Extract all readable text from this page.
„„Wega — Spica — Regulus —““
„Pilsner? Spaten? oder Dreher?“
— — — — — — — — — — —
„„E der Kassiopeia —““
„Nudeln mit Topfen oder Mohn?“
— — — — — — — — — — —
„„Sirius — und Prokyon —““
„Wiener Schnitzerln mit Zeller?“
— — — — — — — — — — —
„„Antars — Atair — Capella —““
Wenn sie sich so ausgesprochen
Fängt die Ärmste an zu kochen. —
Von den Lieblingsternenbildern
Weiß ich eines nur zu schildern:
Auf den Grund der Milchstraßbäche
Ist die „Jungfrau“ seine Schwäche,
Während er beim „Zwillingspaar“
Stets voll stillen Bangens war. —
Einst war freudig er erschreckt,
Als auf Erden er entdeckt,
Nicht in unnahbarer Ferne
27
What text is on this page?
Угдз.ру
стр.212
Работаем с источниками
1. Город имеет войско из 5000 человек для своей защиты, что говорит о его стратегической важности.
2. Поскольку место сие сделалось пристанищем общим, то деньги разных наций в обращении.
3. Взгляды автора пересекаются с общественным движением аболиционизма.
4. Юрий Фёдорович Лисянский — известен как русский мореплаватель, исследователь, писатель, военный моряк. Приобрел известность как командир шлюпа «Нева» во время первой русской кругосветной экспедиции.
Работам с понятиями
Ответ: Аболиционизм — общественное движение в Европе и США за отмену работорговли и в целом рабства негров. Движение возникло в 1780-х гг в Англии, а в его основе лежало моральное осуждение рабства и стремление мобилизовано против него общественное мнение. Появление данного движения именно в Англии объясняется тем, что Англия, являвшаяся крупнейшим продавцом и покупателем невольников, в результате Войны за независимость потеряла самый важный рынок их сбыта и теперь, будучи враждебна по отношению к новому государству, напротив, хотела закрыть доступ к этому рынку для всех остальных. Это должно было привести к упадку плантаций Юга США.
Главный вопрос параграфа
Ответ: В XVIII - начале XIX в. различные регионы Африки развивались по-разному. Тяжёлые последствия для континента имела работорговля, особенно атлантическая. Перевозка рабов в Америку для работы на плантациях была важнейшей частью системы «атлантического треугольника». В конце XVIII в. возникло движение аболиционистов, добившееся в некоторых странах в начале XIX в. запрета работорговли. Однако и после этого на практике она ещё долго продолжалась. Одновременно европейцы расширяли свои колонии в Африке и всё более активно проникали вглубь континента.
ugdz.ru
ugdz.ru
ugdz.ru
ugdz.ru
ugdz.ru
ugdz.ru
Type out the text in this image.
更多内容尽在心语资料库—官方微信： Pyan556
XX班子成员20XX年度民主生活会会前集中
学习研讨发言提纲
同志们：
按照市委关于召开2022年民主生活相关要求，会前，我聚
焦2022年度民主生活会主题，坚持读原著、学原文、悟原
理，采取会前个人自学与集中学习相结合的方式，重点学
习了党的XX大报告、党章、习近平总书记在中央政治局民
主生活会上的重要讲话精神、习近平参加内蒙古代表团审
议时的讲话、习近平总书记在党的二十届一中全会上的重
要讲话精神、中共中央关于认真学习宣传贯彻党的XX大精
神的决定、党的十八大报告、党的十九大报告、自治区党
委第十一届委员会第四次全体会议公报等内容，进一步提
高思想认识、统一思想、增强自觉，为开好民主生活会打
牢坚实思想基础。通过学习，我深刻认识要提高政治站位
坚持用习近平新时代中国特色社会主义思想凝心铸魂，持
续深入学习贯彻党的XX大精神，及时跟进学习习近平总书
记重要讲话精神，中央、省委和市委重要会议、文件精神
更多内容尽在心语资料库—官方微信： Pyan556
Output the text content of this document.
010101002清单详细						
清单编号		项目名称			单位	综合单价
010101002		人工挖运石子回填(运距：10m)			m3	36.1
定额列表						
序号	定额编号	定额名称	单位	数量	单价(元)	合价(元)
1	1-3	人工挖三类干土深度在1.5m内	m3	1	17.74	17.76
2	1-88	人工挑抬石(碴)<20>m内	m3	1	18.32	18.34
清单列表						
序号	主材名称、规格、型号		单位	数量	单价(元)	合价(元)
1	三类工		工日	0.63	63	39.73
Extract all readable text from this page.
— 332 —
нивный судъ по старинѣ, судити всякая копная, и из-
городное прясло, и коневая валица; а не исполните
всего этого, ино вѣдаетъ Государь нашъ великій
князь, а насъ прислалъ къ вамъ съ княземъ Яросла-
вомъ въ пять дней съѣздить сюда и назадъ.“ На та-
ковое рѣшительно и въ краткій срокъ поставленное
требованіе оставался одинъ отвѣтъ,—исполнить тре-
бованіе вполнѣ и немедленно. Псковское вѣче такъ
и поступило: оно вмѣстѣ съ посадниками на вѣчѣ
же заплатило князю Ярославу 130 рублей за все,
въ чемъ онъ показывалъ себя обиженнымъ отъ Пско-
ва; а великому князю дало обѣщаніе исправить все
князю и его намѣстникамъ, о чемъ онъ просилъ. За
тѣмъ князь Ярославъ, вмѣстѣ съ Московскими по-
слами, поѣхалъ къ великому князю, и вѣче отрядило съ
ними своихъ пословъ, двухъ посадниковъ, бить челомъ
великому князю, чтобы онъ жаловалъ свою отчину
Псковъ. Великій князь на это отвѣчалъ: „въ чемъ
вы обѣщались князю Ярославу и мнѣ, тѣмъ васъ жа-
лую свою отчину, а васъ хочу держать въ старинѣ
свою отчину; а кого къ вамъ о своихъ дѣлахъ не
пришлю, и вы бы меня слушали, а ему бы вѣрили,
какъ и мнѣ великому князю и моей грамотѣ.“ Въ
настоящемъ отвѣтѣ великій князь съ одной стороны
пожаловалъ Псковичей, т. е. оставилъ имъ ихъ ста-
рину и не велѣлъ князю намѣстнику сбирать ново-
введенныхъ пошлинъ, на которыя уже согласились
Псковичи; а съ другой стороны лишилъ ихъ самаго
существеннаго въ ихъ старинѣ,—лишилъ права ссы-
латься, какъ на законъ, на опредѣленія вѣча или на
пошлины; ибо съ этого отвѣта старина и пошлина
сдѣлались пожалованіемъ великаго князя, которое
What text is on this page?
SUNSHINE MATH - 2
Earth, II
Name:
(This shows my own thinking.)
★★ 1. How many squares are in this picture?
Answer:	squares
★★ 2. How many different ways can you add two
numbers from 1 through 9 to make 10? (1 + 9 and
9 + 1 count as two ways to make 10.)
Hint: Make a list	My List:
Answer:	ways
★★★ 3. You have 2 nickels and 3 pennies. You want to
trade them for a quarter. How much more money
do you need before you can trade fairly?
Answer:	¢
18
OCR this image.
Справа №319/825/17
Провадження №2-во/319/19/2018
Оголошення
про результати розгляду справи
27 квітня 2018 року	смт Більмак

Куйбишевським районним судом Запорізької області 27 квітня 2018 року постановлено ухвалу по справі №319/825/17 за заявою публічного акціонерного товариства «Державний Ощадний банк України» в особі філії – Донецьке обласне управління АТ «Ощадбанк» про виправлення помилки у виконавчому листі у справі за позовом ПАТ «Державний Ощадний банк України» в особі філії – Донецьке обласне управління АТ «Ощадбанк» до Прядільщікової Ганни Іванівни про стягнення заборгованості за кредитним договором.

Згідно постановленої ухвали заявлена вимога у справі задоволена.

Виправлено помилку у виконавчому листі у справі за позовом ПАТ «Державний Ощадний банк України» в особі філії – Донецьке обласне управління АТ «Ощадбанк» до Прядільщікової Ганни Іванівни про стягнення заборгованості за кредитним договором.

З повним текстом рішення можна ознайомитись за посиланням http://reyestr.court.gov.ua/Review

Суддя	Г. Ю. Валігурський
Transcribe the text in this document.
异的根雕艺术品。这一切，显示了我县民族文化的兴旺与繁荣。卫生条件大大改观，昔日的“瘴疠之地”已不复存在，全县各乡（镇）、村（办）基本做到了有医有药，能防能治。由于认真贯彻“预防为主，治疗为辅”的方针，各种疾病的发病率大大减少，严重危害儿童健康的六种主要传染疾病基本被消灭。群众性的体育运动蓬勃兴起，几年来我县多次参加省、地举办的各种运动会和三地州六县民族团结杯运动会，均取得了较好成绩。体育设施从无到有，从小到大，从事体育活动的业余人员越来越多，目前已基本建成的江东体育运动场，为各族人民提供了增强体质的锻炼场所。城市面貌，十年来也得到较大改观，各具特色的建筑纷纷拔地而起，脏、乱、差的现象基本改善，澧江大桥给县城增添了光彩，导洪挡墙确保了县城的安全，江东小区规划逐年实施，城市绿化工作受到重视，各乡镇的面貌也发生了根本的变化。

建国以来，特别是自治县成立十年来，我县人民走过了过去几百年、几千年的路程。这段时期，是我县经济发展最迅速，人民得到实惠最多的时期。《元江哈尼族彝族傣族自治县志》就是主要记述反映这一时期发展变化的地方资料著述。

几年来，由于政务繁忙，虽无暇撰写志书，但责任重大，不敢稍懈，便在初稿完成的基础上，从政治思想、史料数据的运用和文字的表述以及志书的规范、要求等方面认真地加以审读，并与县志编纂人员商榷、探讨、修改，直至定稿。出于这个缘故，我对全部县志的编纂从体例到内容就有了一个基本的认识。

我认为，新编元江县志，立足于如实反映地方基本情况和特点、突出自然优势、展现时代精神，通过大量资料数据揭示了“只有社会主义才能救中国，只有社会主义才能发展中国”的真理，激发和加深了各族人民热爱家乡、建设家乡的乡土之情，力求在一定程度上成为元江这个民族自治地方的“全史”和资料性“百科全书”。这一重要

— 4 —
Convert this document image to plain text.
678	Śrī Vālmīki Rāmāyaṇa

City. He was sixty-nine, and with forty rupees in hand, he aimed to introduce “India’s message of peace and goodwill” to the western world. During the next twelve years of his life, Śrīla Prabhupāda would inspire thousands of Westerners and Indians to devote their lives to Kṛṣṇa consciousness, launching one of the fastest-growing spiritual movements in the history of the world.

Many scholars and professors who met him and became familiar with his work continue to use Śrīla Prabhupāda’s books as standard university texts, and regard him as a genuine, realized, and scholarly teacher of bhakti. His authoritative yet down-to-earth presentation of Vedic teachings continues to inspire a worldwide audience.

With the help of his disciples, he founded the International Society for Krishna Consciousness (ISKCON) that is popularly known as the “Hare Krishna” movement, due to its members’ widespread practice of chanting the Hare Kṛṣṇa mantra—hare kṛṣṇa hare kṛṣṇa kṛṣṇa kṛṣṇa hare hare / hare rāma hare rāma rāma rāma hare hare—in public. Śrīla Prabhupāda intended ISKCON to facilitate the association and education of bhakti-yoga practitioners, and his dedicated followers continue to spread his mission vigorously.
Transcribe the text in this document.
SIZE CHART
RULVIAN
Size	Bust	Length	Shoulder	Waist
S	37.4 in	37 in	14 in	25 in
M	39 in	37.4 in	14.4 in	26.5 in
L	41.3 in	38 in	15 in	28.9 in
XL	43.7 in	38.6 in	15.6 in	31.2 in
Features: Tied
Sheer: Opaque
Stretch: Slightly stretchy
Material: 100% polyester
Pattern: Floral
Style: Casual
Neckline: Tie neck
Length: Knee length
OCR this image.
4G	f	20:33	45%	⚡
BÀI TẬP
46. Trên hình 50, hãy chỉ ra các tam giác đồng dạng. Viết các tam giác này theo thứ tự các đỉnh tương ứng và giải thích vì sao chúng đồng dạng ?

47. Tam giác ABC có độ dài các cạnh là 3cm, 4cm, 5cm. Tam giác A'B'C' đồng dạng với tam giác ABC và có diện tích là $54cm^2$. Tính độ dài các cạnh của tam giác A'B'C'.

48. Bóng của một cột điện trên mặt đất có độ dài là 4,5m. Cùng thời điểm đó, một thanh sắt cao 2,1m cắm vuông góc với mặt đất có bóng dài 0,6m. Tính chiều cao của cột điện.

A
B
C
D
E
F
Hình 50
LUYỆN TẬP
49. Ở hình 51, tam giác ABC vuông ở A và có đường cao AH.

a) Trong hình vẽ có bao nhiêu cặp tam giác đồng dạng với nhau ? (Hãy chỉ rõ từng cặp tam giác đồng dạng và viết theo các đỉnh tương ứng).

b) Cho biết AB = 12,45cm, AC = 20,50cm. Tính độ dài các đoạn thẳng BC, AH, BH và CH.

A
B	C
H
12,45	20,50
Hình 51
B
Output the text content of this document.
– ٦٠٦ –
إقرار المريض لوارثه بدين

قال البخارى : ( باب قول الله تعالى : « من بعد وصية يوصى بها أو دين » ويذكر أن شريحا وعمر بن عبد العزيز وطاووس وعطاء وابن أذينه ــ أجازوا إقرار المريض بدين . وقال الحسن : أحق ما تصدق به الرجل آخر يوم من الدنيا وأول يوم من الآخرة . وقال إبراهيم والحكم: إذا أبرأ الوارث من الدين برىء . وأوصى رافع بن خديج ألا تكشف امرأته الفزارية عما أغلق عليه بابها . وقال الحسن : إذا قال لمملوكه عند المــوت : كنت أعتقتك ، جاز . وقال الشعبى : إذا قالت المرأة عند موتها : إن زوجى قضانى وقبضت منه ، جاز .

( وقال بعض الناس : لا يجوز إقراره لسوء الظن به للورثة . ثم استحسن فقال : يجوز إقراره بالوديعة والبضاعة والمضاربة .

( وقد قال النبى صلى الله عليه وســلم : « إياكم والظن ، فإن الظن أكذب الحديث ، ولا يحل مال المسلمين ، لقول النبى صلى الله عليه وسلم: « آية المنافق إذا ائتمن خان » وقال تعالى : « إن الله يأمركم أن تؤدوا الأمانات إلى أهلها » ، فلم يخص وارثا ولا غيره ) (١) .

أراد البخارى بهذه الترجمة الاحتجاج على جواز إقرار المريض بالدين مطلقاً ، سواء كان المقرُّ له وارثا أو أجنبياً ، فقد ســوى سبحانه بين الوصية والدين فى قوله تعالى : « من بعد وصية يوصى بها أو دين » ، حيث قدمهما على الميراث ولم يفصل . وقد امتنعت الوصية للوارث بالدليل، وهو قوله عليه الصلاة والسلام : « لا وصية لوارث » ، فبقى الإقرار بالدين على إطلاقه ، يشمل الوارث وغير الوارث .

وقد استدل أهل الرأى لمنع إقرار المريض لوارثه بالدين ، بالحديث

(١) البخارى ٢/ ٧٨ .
____________________
DIRECTION: Say how many lines have the string "الوارث" in them, offering no words beyond the number.

TASK OUTPUT: 2